** Begin LISTED ENTRIES **
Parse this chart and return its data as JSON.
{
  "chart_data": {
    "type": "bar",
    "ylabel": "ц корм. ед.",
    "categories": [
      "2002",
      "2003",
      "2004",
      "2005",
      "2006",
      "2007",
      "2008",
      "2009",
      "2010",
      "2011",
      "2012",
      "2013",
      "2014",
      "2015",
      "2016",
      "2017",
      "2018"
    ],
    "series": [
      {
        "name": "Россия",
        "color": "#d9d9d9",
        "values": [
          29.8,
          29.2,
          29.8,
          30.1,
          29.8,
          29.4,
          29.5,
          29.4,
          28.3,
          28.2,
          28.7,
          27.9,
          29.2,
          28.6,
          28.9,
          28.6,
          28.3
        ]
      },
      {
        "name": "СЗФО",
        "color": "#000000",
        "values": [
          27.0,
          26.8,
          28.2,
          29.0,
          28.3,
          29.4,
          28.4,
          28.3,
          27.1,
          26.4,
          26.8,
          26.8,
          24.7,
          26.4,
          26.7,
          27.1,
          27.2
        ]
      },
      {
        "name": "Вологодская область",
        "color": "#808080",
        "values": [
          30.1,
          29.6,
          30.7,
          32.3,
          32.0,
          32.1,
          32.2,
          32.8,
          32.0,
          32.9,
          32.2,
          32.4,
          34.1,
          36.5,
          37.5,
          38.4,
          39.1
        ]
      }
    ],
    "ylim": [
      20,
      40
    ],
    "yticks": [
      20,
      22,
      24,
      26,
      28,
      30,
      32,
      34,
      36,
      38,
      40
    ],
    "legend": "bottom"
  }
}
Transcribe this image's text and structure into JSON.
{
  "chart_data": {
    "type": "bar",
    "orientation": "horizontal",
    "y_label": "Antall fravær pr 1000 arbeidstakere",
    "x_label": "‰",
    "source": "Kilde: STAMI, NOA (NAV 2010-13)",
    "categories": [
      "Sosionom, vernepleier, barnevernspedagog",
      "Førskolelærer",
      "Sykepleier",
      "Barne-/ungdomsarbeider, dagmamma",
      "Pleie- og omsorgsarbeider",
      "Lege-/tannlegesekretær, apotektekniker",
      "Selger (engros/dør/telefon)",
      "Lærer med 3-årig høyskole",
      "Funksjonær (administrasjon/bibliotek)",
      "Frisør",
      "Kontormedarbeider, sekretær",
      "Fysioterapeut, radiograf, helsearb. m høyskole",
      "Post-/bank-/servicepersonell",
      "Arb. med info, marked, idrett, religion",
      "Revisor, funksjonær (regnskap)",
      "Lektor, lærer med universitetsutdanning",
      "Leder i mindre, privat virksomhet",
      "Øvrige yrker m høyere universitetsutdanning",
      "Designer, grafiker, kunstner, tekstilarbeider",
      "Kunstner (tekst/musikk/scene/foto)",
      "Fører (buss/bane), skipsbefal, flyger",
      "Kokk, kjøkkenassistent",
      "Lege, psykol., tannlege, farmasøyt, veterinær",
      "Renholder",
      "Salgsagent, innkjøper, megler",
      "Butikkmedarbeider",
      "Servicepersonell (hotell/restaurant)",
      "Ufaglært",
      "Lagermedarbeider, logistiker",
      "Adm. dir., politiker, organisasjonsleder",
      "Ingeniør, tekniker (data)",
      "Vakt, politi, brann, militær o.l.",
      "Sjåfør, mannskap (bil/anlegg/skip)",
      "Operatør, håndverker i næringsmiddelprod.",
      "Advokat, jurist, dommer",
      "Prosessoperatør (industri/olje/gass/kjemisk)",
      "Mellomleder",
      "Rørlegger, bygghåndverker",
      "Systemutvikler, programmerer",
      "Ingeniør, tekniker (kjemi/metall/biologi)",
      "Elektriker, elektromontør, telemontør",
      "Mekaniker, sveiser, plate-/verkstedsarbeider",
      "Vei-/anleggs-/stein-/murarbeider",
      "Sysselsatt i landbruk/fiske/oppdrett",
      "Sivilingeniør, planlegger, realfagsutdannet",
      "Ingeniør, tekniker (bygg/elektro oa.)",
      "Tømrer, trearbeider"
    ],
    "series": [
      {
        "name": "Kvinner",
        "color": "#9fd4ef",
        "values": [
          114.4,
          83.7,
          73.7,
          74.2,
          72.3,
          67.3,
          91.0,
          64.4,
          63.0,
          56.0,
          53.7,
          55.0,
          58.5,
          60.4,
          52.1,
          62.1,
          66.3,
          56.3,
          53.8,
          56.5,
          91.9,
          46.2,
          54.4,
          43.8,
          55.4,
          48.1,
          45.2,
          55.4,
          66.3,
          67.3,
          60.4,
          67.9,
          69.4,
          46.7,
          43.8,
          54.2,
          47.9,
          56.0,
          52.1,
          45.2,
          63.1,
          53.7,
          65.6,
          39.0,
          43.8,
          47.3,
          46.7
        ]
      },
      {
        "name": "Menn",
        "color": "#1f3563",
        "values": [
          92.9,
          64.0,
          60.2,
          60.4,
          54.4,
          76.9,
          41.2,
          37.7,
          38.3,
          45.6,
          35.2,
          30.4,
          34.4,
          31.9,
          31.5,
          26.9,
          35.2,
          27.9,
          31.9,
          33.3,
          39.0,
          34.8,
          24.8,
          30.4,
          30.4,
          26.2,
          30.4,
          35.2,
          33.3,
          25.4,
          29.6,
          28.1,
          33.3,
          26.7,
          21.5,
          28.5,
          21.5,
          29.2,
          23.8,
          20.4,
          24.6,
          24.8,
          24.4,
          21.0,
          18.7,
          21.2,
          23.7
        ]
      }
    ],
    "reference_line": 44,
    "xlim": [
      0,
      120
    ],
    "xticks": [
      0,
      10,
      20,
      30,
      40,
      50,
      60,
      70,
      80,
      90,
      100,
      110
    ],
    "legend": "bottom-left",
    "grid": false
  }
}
** End LISTED ENTRIES **
SET EXERCISE: Output each entry precisely as given.

COMPLETE ANSWER:
Parse this chart and return its data as JSON.
{
  "chart_data": {
    "type": "bar",
    "ylabel": "ц корм. ед.",
    "categories": [
      "2002",
      "2003",
      "2004",
      "2005",
      "2006",
      "2007",
      "2008",
      "2009",
      "2010",
      "2011",
      "2012",
      "2013",
      "2014",
      "2015",
      "2016",
      "2017",
      "2018"
    ],
    "series": [
      {
        "name": "Россия",
        "color": "#d9d9d9",
        "values": [
          29.8,
          29.2,
          29.8,
          30.1,
          29.8,
          29.4,
          29.5,
          29.4,
          28.3,
          28.2,
          28.7,
          27.9,
          29.2,
          28.6,
          28.9,
          28.6,
          28.3
        ]
      },
      {
        "name": "СЗФО",
        "color": "#000000",
        "values": [
          27.0,
          26.8,
          28.2,
          29.0,
          28.3,
          29.4,
          28.4,
          28.3,
          27.1,
          26.4,
          26.8,
          26.8,
          24.7,
          26.4,
          26.7,
          27.1,
          27.2
        ]
      },
      {
        "name": "Вологодская область",
        "color": "#808080",
        "values": [
          30.1,
          29.6,
          30.7,
          32.3,
          32.0,
          32.1,
          32.2,
          32.8,
          32.0,
          32.9,
          32.2,
          32.4,
          34.1,
          36.5,
          37.5,
          38.4,
          39.1
        ]
      }
    ],
    "ylim": [
      20,
      40
    ],
    "yticks": [
      20,
      22,
      24,
      26,
      28,
      30,
      32,
      34,
      36,
      38,
      40
    ],
    "legend": "bottom"
  }
}
Transcribe this image's text and structure into JSON.
{
  "chart_data": {
    "type": "bar",
    "orientation": "horizontal",
    "y_label": "Antall fravær pr 1000 arbeidstakere",
    "x_label": "‰",
    "source": "Kilde: STAMI, NOA (NAV 2010-13)",
    "categories": [
      "Sosionom, vernepleier, barnevernspedagog",
      "Førskolelærer",
      "Sykepleier",
      "Barne-/ungdomsarbeider, dagmamma",
      "Pleie- og omsorgsarbeider",
      "Lege-/tannlegesekretær, apotektekniker",
      "Selger (engros/dør/telefon)",
      "Lærer med 3-årig høyskole",
      "Funksjonær (administrasjon/bibliotek)",
      "Frisør",
      "Kontormedarbeider, sekretær",
      "Fysioterapeut, radiograf, helsearb. m høyskole",
      "Post-/bank-/servicepersonell",
      "Arb. med info, marked, idrett, religion",
      "Revisor, funksjonær (regnskap)",
      "Lektor, lærer med universitetsutdanning",
      "Leder i mindre, privat virksomhet",
      "Øvrige yrker m høyere universitetsutdanning",
      "Designer, grafiker, kunstner, tekstilarbeider",
      "Kunstner (tekst/musikk/scene/foto)",
      "Fører (buss/bane), skipsbefal, flyger",
      "Kokk, kjøkkenassistent",
      "Lege, psykol., tannlege, farmasøyt, veterinær",
      "Renholder",
      "Salgsagent, innkjøper, megler",
      "Butikkmedarbeider",
      "Servicepersonell (hotell/restaurant)",
      "Ufaglært",
      "Lagermedarbeider, logistiker",
      "Adm. dir., politiker, organisasjonsleder",
      "Ingeniør, tekniker (data)",
      "Vakt, politi, brann, militær o.l.",
      "Sjåfør, mannskap (bil/anlegg/skip)",
      "Operatør, håndverker i næringsmiddelprod.",
      "Advokat, jurist, dommer",
      "Prosessoperatør (industri/olje/gass/kjemisk)",
      "Mellomleder",
      "Rørlegger, bygghåndverker",
      "Systemutvikler, programmerer",
      "Ingeniør, tekniker (kjemi/metall/biologi)",
      "Elektriker, elektromontør, telemontør",
      "Mekaniker, sveiser, plate-/verkstedsarbeider",
      "Vei-/anleggs-/stein-/murarbeider",
      "Sysselsatt i landbruk/fiske/oppdrett",
      "Sivilingeniør, planlegger, realfagsutdannet",
      "Ingeniør, tekniker (bygg/elektro oa.)",
      "Tømrer, trearbeider"
    ],
    "series": [
      {
        "name": "Kvinner",
        "color": "#9fd4ef",
        "values": [
          114.4,
          83.7,
          73.7,
          74.2,
          72.3,
          67.3,
          91.0,
          64.4,
          63.0,
          56.0,
          53.7,
          55.0,
          58.5,
          60.4,
          52.1,
          62.1,
          66.3,
          56.3,
          53.8,
          56.5,
          91.9,
          46.2,
          54.4,
          43.8,
          55.4,
          48.1,
          45.2,
          55.4,
          66.3,
          67.3,
          60.4,
          67.9,
          69.4,
          46.7,
          43.8,
          54.2,
          47.9,
          56.0,
          52.1,
          45.2,
          63.1,
          53.7,
          65.6,
          39.0,
          43.8,
          47.3,
          46.7
        ]
      },
      {
        "name": "Menn",
        "color": "#1f3563",
        "values": [
          92.9,
          64.0,
          60.2,
          60.4,
          54.4,
          76.9,
          41.2,
          37.7,
          38.3,
          45.6,
          35.2,
          30.4,
          34.4,
          31.9,
          31.5,
          26.9,
          35.2,
          27.9,
          31.9,
          33.3,
          39.0,
          34.8,
          24.8,
          30.4,
          30.4,
          26.2,
          30.4,
          35.2,
          33.3,
          25.4,
          29.6,
          28.1,
          33.3,
          26.7,
          21.5,
          28.5,
          21.5,
          29.2,
          23.8,
          20.4,
          24.6,
          24.8,
          24.4,
          21.0,
          18.7,
          21.2,
          23.7
        ]
      }
    ],
    "reference_line": 44,
    "xlim": [
      0,
      120
    ],
    "xticks": [
      0,
      10,
      20,
      30,
      40,
      50,
      60,
      70,
      80,
      90,
      100,
      110
    ],
    "legend": "bottom-left",
    "grid": false
  }
}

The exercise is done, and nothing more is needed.